── PROVIDED DATA

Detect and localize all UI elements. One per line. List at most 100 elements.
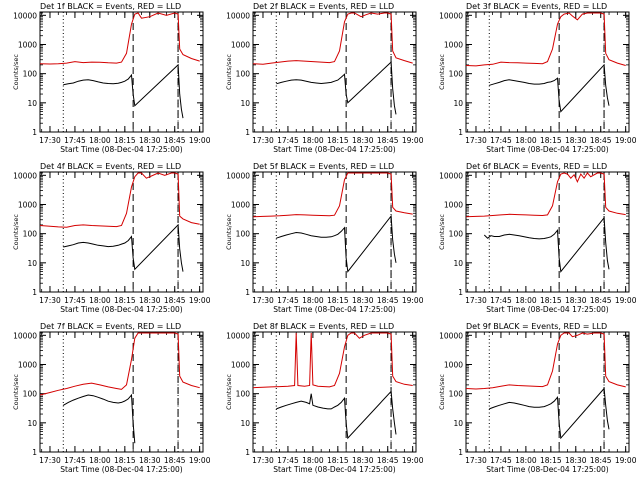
- y-tick-label: 100: [449, 390, 464, 399]
- x-tick-label: 19:00: [189, 456, 211, 465]
- x-tick-label: 17:30: [39, 136, 61, 145]
- y-axis-label: Counts/sec: [225, 54, 233, 90]
- y-axis-label: Counts/sec: [438, 374, 446, 410]
- y-tick-label: 10: [453, 419, 463, 428]
- y-tick-label: 10: [27, 259, 37, 268]
- x-tick-label: 18:00: [89, 456, 111, 465]
- events-series-line: [276, 390, 397, 440]
- y-tick-label: 1: [32, 128, 37, 137]
- y-tick-label: 10000: [439, 171, 463, 180]
- y-axis-label: Counts/sec: [438, 54, 446, 90]
- y-tick-label: 100: [236, 230, 251, 239]
- x-tick-label: 17:30: [39, 456, 61, 465]
- x-tick-label: 17:30: [252, 296, 274, 305]
- x-tick-label: 18:15: [540, 296, 562, 305]
- x-tick-label: 19:00: [402, 456, 424, 465]
- x-tick-label: 19:00: [189, 296, 211, 305]
- y-tick-label: 10: [240, 99, 250, 108]
- y-axis-label: Counts/sec: [12, 54, 20, 90]
- x-tick-label: 18:30: [139, 136, 161, 145]
- x-tick-label: 18:15: [327, 136, 349, 145]
- y-tick-label: 1000: [444, 360, 463, 369]
- x-tick-label: 18:15: [114, 456, 136, 465]
- y-tick-label: 10: [453, 259, 463, 268]
- lld-series-line: [253, 332, 413, 389]
- x-axis-label: Start Time (08-Dec-04 17:25:00): [486, 305, 608, 314]
- y-tick-label: 10: [27, 99, 37, 108]
- chart-title: Det 6f BLACK = Events, RED = LLD: [466, 162, 607, 171]
- y-tick-label: 10000: [226, 171, 250, 180]
- x-tick-label: 18:15: [540, 136, 562, 145]
- x-tick-label: 18:30: [352, 296, 374, 305]
- y-tick-label: 10000: [13, 171, 37, 180]
- x-tick-label: 18:30: [565, 296, 587, 305]
- y-tick-label: 100: [236, 70, 251, 79]
- x-axis-label: Start Time (08-Dec-04 17:25:00): [60, 465, 182, 474]
- x-tick-label: 18:30: [139, 456, 161, 465]
- chart-panel-2: Det 2f BLACK = Events, RED = LLD 1 10 100 10…: [225, 2, 424, 154]
- plot-frame: [252, 331, 417, 453]
- y-tick-label: 10000: [439, 11, 463, 20]
- events-series-line: [483, 216, 610, 273]
- y-tick-label: 1: [458, 448, 463, 457]
- x-tick-label: 18:45: [590, 296, 612, 305]
- y-tick-label: 10: [240, 419, 250, 428]
- x-tick-label: 18:30: [139, 296, 161, 305]
- plot-frame: [39, 331, 204, 453]
- lld-series-line: [40, 12, 200, 65]
- chart-panel-9: Det 9f BLACK = Events, RED = LLD 1 10 100 10…: [438, 322, 637, 474]
- y-tick-label: 1: [245, 128, 250, 137]
- x-tick-label: 18:15: [114, 136, 136, 145]
- x-tick-label: 18:15: [114, 296, 136, 305]
- events-series-line: [63, 63, 184, 119]
- y-tick-label: 10000: [226, 11, 250, 20]
- x-tick-label: 17:45: [277, 456, 299, 465]
- x-axis-label: Start Time (08-Dec-04 17:25:00): [273, 465, 395, 474]
- events-series-line: [276, 61, 397, 115]
- chart-title: Det 5f BLACK = Events, RED = LLD: [253, 162, 394, 171]
- x-tick-label: 17:45: [277, 296, 299, 305]
- y-tick-label: 1000: [18, 200, 37, 209]
- x-tick-label: 18:30: [565, 456, 587, 465]
- x-tick-label: 17:30: [252, 456, 274, 465]
- x-tick-label: 18:45: [164, 456, 186, 465]
- plot-frame: [465, 11, 630, 133]
- x-tick-label: 18:15: [540, 456, 562, 465]
- x-tick-label: 18:45: [590, 456, 612, 465]
- x-tick-label: 18:00: [302, 456, 324, 465]
- y-tick-label: 1: [245, 448, 250, 457]
- x-tick-label: 19:00: [402, 136, 424, 145]
- y-tick-label: 1: [458, 128, 463, 137]
- y-tick-label: 100: [449, 70, 464, 79]
- x-tick-label: 17:45: [64, 456, 86, 465]
- x-axis-label: Start Time (08-Dec-04 17:25:00): [60, 145, 182, 154]
- chart-title: Det 4f BLACK = Events, RED = LLD: [40, 162, 181, 171]
- lld-series-line: [466, 172, 626, 218]
- chart-panel-4: Det 4f BLACK = Events, RED = LLD 1 10 100 10…: [12, 162, 211, 314]
- y-tick-label: 10000: [439, 331, 463, 340]
- y-tick-label: 100: [449, 230, 464, 239]
- chart-title: Det 1f BLACK = Events, RED = LLD: [40, 2, 181, 11]
- y-tick-label: 1: [245, 288, 250, 297]
- x-tick-label: 18:30: [352, 456, 374, 465]
- x-axis-label: Start Time (08-Dec-04 17:25:00): [273, 305, 395, 314]
- x-tick-label: 18:45: [377, 456, 399, 465]
- x-tick-label: 18:30: [565, 136, 587, 145]
- x-tick-label: 17:30: [465, 136, 487, 145]
- chart-title: Det 7f BLACK = Events, RED = LLD: [40, 322, 181, 331]
- x-tick-label: 17:45: [64, 136, 86, 145]
- y-tick-label: 1: [32, 448, 37, 457]
- x-tick-label: 18:30: [352, 136, 374, 145]
- y-tick-label: 1000: [231, 360, 250, 369]
- x-tick-label: 18:15: [327, 456, 349, 465]
- chart-title: Det 3f BLACK = Events, RED = LLD: [466, 2, 607, 11]
- lld-series-line: [466, 12, 626, 67]
- x-axis-label: Start Time (08-Dec-04 17:25:00): [486, 465, 608, 474]
- events-series-line: [276, 214, 397, 273]
- x-tick-label: 19:00: [615, 456, 637, 465]
- events-series-line: [489, 63, 610, 113]
- chart-panel-5: Det 5f BLACK = Events, RED = LLD 1 10 100 10…: [225, 162, 424, 314]
- y-tick-label: 1000: [231, 40, 250, 49]
- x-tick-label: 18:45: [164, 136, 186, 145]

────

• TO DO: Reproduce the listing above line for line, without altering anything, and leave out the picture.

• ANSWER BELOW:
Detect and localize all UI elements. One per line. List at most 100 elements.
- y-tick-label: 100: [449, 390, 464, 399]
- x-tick-label: 19:00: [189, 456, 211, 465]
- x-tick-label: 17:30: [39, 136, 61, 145]
- y-axis-label: Counts/sec: [225, 54, 233, 90]
- y-axis-label: Counts/sec: [438, 374, 446, 410]
- y-tick-label: 10: [453, 419, 463, 428]
- y-tick-label: 10: [27, 259, 37, 268]
- x-tick-label: 18:00: [89, 456, 111, 465]
- events-series-line: [276, 390, 397, 440]
- y-tick-label: 1: [32, 128, 37, 137]
- y-tick-label: 10000: [439, 171, 463, 180]
- y-axis-label: Counts/sec: [438, 54, 446, 90]
- y-tick-label: 100: [236, 230, 251, 239]
- x-tick-label: 17:30: [39, 456, 61, 465]
- x-tick-label: 17:30: [252, 296, 274, 305]
- x-tick-label: 18:15: [540, 296, 562, 305]
- x-tick-label: 19:00: [402, 456, 424, 465]
- x-tick-label: 19:00: [189, 296, 211, 305]
- y-tick-label: 10: [240, 99, 250, 108]
- y-axis-label: Counts/sec: [12, 54, 20, 90]
- x-tick-label: 18:30: [139, 136, 161, 145]
- x-tick-label: 18:15: [327, 136, 349, 145]
- y-tick-label: 1000: [444, 360, 463, 369]
- x-tick-label: 18:15: [114, 456, 136, 465]
- y-tick-label: 10: [453, 259, 463, 268]
- lld-series-line: [253, 332, 413, 389]
- x-axis-label: Start Time (08-Dec-04 17:25:00): [486, 305, 608, 314]
- y-tick-label: 10: [27, 99, 37, 108]
- chart-title: Det 6f BLACK = Events, RED = LLD: [466, 162, 607, 171]
- y-tick-label: 10000: [226, 171, 250, 180]
- x-tick-label: 18:15: [540, 136, 562, 145]
- x-tick-label: 18:30: [352, 296, 374, 305]
- y-tick-label: 10000: [13, 171, 37, 180]
- x-tick-label: 18:30: [565, 296, 587, 305]
- y-tick-label: 100: [236, 70, 251, 79]
- x-axis-label: Start Time (08-Dec-04 17:25:00): [60, 465, 182, 474]
- x-tick-label: 18:30: [139, 456, 161, 465]
- chart-panel-2: Det 2f BLACK = Events, RED = LLD 1 10 100 10…: [225, 2, 424, 154]
- plot-frame: [252, 331, 417, 453]
- y-tick-label: 10000: [439, 11, 463, 20]
- events-series-line: [483, 216, 610, 273]
- y-tick-label: 1: [458, 448, 463, 457]
- x-tick-label: 18:45: [590, 296, 612, 305]
- y-tick-label: 10: [240, 419, 250, 428]
- x-tick-label: 18:30: [139, 296, 161, 305]
- plot-frame: [39, 331, 204, 453]
- lld-series-line: [40, 12, 200, 65]
- chart-panel-9: Det 9f BLACK = Events, RED = LLD 1 10 100 10…: [438, 322, 637, 474]
- y-tick-label: 1: [245, 128, 250, 137]
- x-tick-label: 18:15: [114, 136, 136, 145]
- x-tick-label: 18:15: [114, 296, 136, 305]
- events-series-line: [63, 63, 184, 119]
- y-tick-label: 10000: [226, 11, 250, 20]
- x-tick-label: 17:45: [277, 456, 299, 465]
- x-axis-label: Start Time (08-Dec-04 17:25:00): [273, 465, 395, 474]
- events-series-line: [276, 61, 397, 115]
- chart-title: Det 5f BLACK = Events, RED = LLD: [253, 162, 394, 171]
- x-tick-label: 17:45: [277, 296, 299, 305]
- y-tick-label: 1000: [18, 200, 37, 209]
- x-tick-label: 18:30: [565, 456, 587, 465]
- x-tick-label: 17:30: [252, 456, 274, 465]
- x-tick-label: 18:45: [164, 456, 186, 465]
- plot-frame: [465, 11, 630, 133]
- x-tick-label: 18:15: [540, 456, 562, 465]
- x-tick-label: 18:45: [590, 456, 612, 465]
- x-tick-label: 18:00: [302, 456, 324, 465]
- y-tick-label: 1: [245, 448, 250, 457]
- x-tick-label: 19:00: [402, 136, 424, 145]
- y-tick-label: 1: [458, 128, 463, 137]
- y-tick-label: 100: [449, 70, 464, 79]
- x-tick-label: 17:45: [64, 456, 86, 465]
- x-axis-label: Start Time (08-Dec-04 17:25:00): [60, 145, 182, 154]
- chart-title: Det 4f BLACK = Events, RED = LLD: [40, 162, 181, 171]
- lld-series-line: [466, 172, 626, 218]
- chart-panel-4: Det 4f BLACK = Events, RED = LLD 1 10 100 10…: [12, 162, 211, 314]
- y-tick-label: 10000: [439, 331, 463, 340]
- y-tick-label: 100: [449, 230, 464, 239]
- chart-title: Det 1f BLACK = Events, RED = LLD: [40, 2, 181, 11]
- y-tick-label: 1: [245, 288, 250, 297]
- x-tick-label: 18:30: [352, 456, 374, 465]
- x-axis-label: Start Time (08-Dec-04 17:25:00): [273, 305, 395, 314]
- x-tick-label: 18:45: [377, 456, 399, 465]
- x-tick-label: 18:30: [565, 136, 587, 145]
- x-tick-label: 17:30: [465, 136, 487, 145]
- chart-title: Det 7f BLACK = Events, RED = LLD: [40, 322, 181, 331]
- x-tick-label: 17:45: [64, 136, 86, 145]
- y-tick-label: 1: [32, 448, 37, 457]
- x-tick-label: 18:30: [352, 136, 374, 145]
- y-tick-label: 1000: [231, 360, 250, 369]
- x-tick-label: 18:15: [327, 456, 349, 465]
- chart-title: Det 3f BLACK = Events, RED = LLD: [466, 2, 607, 11]
- lld-series-line: [466, 12, 626, 67]
- x-axis-label: Start Time (08-Dec-04 17:25:00): [486, 465, 608, 474]
- events-series-line: [276, 214, 397, 273]
- x-tick-label: 19:00: [615, 456, 637, 465]
- events-series-line: [489, 63, 610, 113]
- chart-panel-5: Det 5f BLACK = Events, RED = LLD 1 10 100 10…: [225, 162, 424, 314]
- y-tick-label: 1000: [231, 40, 250, 49]
- x-tick-label: 18:45: [164, 136, 186, 145]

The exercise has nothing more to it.